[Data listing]
----
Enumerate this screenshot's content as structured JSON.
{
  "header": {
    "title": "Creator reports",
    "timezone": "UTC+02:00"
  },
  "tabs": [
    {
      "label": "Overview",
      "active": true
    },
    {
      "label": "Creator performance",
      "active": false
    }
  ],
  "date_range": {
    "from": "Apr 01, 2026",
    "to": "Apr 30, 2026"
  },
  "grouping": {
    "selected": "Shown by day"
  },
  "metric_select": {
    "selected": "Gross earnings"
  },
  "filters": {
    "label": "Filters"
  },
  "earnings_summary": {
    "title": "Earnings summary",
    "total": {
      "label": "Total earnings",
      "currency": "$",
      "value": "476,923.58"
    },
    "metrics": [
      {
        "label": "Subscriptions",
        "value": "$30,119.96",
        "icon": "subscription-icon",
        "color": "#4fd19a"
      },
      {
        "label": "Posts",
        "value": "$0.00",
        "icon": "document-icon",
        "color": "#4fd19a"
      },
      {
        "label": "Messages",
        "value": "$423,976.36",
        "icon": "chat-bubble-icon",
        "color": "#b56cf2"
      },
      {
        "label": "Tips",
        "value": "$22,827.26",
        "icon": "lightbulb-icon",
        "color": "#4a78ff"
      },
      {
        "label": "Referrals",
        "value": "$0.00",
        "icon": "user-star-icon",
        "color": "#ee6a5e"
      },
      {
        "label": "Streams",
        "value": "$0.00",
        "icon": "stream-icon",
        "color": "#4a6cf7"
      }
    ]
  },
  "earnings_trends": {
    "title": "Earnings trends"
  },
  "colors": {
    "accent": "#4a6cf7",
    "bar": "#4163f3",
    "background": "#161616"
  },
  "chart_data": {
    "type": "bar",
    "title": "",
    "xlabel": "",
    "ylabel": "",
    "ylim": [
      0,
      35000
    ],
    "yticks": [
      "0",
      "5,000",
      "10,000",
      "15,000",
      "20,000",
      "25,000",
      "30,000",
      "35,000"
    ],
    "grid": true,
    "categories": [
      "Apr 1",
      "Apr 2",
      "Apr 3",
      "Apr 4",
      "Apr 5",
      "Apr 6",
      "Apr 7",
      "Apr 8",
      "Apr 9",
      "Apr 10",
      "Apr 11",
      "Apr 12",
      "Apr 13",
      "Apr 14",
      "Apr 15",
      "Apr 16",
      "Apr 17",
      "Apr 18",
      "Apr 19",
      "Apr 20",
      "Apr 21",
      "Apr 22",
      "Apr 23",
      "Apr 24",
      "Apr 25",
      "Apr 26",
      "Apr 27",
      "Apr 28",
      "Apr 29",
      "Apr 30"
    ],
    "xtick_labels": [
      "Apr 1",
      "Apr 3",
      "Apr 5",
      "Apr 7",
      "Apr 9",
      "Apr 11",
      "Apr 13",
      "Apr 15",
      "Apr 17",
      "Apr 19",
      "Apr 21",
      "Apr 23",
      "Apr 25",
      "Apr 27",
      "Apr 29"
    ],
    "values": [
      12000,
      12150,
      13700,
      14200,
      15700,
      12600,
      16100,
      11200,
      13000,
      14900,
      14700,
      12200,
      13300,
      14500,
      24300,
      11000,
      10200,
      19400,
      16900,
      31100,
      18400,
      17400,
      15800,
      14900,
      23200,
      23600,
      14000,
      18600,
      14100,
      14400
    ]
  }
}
----
**Goal of the exercise:** Retype every entry above, word for word.

**Written solution:**
Enumerate this screenshot's content as structured JSON.
{
  "header": {
    "title": "Creator reports",
    "timezone": "UTC+02:00"
  },
  "tabs": [
    {
      "label": "Overview",
      "active": true
    },
    {
      "label": "Creator performance",
      "active": false
    }
  ],
  "date_range": {
    "from": "Apr 01, 2026",
    "to": "Apr 30, 2026"
  },
  "grouping": {
    "selected": "Shown by day"
  },
  "metric_select": {
    "selected": "Gross earnings"
  },
  "filters": {
    "label": "Filters"
  },
  "earnings_summary": {
    "title": "Earnings summary",
    "total": {
      "label": "Total earnings",
      "currency": "$",
      "value": "476,923.58"
    },
    "metrics": [
      {
        "label": "Subscriptions",
        "value": "$30,119.96",
        "icon": "subscription-icon",
        "color": "#4fd19a"
      },
      {
        "label": "Posts",
        "value": "$0.00",
        "icon": "document-icon",
        "color": "#4fd19a"
      },
      {
        "label": "Messages",
        "value": "$423,976.36",
        "icon": "chat-bubble-icon",
        "color": "#b56cf2"
      },
      {
        "label": "Tips",
        "value": "$22,827.26",
        "icon": "lightbulb-icon",
        "color": "#4a78ff"
      },
      {
        "label": "Referrals",
        "value": "$0.00",
        "icon": "user-star-icon",
        "color": "#ee6a5e"
      },
      {
        "label": "Streams",
        "value": "$0.00",
        "icon": "stream-icon",
        "color": "#4a6cf7"
      }
    ]
  },
  "earnings_trends": {
    "title": "Earnings trends"
  },
  "colors": {
    "accent": "#4a6cf7",
    "bar": "#4163f3",
    "background": "#161616"
  },
  "chart_data": {
    "type": "bar",
    "title": "",
    "xlabel": "",
    "ylabel": "",
    "ylim": [
      0,
      35000
    ],
    "yticks": [
      "0",
      "5,000",
      "10,000",
      "15,000",
      "20,000",
      "25,000",
      "30,000",
      "35,000"
    ],
    "grid": true,
    "categories": [
      "Apr 1",
      "Apr 2",
      "Apr 3",
      "Apr 4",
      "Apr 5",
      "Apr 6",
      "Apr 7",
      "Apr 8",
      "Apr 9",
      "Apr 10",
      "Apr 11",
      "Apr 12",
      "Apr 13",
      "Apr 14",
      "Apr 15",
      "Apr 16",
      "Apr 17",
      "Apr 18",
      "Apr 19",
      "Apr 20",
      "Apr 21",
      "Apr 22",
      "Apr 23",
      "Apr 24",
      "Apr 25",
      "Apr 26",
      "Apr 27",
      "Apr 28",
      "Apr 29",
      "Apr 30"
    ],
    "xtick_labels": [
      "Apr 1",
      "Apr 3",
      "Apr 5",
      "Apr 7",
      "Apr 9",
      "Apr 11",
      "Apr 13",
      "Apr 15",
      "Apr 17",
      "Apr 19",
      "Apr 21",
      "Apr 23",
      "Apr 25",
      "Apr 27",
      "Apr 29"
    ],
    "values": [
      12000,
      12150,
      13700,
      14200,
      15700,
      12600,
      16100,
      11200,
      13000,
      14900,
      14700,
      12200,
      13300,
      14500,
      24300,
      11000,
      10200,
      19400,
      16900,
      31100,
      18400,
      17400,
      15800,
      14900,
      23200,
      23600,
      14000,
      18600,
      14100,
      14400
    ]
  }
}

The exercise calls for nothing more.